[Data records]
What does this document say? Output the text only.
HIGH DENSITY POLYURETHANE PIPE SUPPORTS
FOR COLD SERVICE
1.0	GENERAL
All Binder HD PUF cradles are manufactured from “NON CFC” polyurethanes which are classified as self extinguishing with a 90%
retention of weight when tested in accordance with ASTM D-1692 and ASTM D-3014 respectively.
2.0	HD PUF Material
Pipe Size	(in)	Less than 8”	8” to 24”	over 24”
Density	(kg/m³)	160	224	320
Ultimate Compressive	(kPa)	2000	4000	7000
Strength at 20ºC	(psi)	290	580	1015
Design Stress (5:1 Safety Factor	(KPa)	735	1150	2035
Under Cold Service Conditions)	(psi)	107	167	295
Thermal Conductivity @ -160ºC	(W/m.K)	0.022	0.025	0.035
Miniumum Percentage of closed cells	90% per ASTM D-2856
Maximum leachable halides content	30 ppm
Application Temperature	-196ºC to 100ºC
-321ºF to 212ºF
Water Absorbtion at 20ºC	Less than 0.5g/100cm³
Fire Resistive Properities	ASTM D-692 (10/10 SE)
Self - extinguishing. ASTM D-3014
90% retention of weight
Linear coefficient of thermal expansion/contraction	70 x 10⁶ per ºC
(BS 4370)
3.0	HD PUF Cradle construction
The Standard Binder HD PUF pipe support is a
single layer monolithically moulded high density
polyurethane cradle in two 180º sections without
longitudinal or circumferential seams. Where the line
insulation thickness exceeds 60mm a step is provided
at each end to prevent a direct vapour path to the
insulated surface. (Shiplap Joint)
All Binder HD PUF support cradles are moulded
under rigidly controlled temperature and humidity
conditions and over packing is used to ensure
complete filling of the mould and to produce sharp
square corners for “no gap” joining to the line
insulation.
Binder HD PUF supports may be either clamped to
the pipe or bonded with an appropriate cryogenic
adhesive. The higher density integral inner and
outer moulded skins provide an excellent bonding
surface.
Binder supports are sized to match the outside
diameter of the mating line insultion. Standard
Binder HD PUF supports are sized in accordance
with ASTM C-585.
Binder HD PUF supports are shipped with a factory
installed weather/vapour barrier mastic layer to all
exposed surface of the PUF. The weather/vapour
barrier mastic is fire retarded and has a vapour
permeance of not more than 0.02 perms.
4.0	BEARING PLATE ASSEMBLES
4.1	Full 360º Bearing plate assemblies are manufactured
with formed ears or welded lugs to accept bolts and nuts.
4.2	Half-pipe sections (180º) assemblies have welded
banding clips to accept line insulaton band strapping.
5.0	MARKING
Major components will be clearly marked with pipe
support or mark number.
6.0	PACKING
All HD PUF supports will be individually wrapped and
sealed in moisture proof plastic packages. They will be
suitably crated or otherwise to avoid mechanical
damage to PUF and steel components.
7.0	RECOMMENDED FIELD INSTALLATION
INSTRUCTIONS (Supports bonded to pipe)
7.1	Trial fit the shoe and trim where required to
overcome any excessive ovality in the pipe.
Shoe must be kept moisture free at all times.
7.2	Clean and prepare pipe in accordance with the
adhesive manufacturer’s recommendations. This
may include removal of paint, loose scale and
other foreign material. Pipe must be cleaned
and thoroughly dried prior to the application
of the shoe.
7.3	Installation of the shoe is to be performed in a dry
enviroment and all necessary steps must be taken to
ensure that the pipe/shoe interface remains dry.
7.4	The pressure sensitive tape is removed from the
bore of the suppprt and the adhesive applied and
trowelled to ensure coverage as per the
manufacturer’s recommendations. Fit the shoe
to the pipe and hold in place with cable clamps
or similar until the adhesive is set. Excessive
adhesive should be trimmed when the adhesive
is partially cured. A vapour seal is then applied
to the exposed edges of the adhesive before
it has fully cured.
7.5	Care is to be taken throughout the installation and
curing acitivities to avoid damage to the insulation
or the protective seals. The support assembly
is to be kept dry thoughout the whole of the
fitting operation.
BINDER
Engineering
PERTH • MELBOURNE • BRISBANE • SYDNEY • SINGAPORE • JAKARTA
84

*ASSIGNMENT:*
Look through the entries above and say how many lines hold the word "kept", giving the number alone.

*SOLUTION TO THIS TASK:*
2